* _Dataset items_:

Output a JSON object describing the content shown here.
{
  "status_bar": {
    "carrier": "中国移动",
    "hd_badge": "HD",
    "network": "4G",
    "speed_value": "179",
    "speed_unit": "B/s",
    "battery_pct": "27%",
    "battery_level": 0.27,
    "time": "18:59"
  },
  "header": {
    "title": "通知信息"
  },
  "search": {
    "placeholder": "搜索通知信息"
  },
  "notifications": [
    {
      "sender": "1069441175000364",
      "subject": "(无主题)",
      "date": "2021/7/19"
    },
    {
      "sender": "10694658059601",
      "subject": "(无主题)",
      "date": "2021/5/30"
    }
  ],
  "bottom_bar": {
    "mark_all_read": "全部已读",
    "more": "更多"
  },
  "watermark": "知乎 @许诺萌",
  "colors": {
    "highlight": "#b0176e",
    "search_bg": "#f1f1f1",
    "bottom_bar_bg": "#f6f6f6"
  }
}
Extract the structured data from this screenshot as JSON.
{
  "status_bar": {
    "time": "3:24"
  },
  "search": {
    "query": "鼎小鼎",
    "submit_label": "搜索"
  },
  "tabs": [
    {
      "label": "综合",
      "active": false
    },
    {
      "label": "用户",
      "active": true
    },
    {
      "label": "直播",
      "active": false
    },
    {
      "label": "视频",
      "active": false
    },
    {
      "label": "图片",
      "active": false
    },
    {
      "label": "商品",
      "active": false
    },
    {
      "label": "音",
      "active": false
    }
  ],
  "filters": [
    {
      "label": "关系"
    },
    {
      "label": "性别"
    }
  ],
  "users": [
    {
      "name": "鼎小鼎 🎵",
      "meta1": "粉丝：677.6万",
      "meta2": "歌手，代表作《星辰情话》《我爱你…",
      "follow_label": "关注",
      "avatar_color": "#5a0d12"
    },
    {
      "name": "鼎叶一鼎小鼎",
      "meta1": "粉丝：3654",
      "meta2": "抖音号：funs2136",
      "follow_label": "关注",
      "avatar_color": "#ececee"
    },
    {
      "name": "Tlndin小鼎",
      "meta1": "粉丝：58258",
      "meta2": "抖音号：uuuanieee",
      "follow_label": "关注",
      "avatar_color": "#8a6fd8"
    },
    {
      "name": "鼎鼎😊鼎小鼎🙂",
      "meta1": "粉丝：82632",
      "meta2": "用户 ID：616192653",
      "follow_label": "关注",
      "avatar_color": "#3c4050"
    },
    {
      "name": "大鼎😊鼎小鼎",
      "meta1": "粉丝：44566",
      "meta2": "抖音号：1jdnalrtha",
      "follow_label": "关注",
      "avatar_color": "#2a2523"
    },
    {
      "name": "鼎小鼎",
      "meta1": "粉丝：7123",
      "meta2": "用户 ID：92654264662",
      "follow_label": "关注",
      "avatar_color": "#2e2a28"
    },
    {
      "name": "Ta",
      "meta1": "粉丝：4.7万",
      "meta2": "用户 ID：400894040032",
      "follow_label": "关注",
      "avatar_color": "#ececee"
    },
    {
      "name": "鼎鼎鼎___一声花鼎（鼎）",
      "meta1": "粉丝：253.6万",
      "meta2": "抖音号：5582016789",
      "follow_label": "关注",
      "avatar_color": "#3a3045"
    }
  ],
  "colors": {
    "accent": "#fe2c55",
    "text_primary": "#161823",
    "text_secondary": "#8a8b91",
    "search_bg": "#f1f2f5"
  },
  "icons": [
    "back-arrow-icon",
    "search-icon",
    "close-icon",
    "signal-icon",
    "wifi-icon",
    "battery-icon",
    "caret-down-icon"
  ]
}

* _Task to carry out_: Retype all of the data shown above, word for word.

* _Complete output_:
Output a JSON object describing the content shown here.
{
  "status_bar": {
    "carrier": "中国移动",
    "hd_badge": "HD",
    "network": "4G",
    "speed_value": "179",
    "speed_unit": "B/s",
    "battery_pct": "27%",
    "battery_level": 0.27,
    "time": "18:59"
  },
  "header": {
    "title": "通知信息"
  },
  "search": {
    "placeholder": "搜索通知信息"
  },
  "notifications": [
    {
      "sender": "1069441175000364",
      "subject": "(无主题)",
      "date": "2021/7/19"
    },
    {
      "sender": "10694658059601",
      "subject": "(无主题)",
      "date": "2021/5/30"
    }
  ],
  "bottom_bar": {
    "mark_all_read": "全部已读",
    "more": "更多"
  },
  "watermark": "知乎 @许诺萌",
  "colors": {
    "highlight": "#b0176e",
    "search_bg": "#f1f1f1",
    "bottom_bar_bg": "#f6f6f6"
  }
}
Extract the structured data from this screenshot as JSON.
{
  "status_bar": {
    "time": "3:24"
  },
  "search": {
    "query": "鼎小鼎",
    "submit_label": "搜索"
  },
  "tabs": [
    {
      "label": "综合",
      "active": false
    },
    {
      "label": "用户",
      "active": true
    },
    {
      "label": "直播",
      "active": false
    },
    {
      "label": "视频",
      "active": false
    },
    {
      "label": "图片",
      "active": false
    },
    {
      "label": "商品",
      "active": false
    },
    {
      "label": "音",
      "active": false
    }
  ],
  "filters": [
    {
      "label": "关系"
    },
    {
      "label": "性别"
    }
  ],
  "users": [
    {
      "name": "鼎小鼎 🎵",
      "meta1": "粉丝：677.6万",
      "meta2": "歌手，代表作《星辰情话》《我爱你…",
      "follow_label": "关注",
      "avatar_color": "#5a0d12"
    },
    {
      "name": "鼎叶一鼎小鼎",
      "meta1": "粉丝：3654",
      "meta2": "抖音号：funs2136",
      "follow_label": "关注",
      "avatar_color": "#ececee"
    },
    {
      "name": "Tlndin小鼎",
      "meta1": "粉丝：58258",
      "meta2": "抖音号：uuuanieee",
      "follow_label": "关注",
      "avatar_color": "#8a6fd8"
    },
    {
      "name": "鼎鼎😊鼎小鼎🙂",
      "meta1": "粉丝：82632",
      "meta2": "用户 ID：616192653",
      "follow_label": "关注",
      "avatar_color": "#3c4050"
    },
    {
      "name": "大鼎😊鼎小鼎",
      "meta1": "粉丝：44566",
      "meta2": "抖音号：1jdnalrtha",
      "follow_label": "关注",
      "avatar_color": "#2a2523"
    },
    {
      "name": "鼎小鼎",
      "meta1": "粉丝：7123",
      "meta2": "用户 ID：92654264662",
      "follow_label": "关注",
      "avatar_color": "#2e2a28"
    },
    {
      "name": "Ta",
      "meta1": "粉丝：4.7万",
      "meta2": "用户 ID：400894040032",
      "follow_label": "关注",
      "avatar_color": "#ececee"
    },
    {
      "name": "鼎鼎鼎___一声花鼎（鼎）",
      "meta1": "粉丝：253.6万",
      "meta2": "抖音号：5582016789",
      "follow_label": "关注",
      "avatar_color": "#3a3045"
    }
  ],
  "colors": {
    "accent": "#fe2c55",
    "text_primary": "#161823",
    "text_secondary": "#8a8b91",
    "search_bg": "#f1f2f5"
  },
  "icons": [
    "back-arrow-icon",
    "search-icon",
    "close-icon",
    "signal-icon",
    "wifi-icon",
    "battery-icon",
    "caret-down-icon"
  ]
}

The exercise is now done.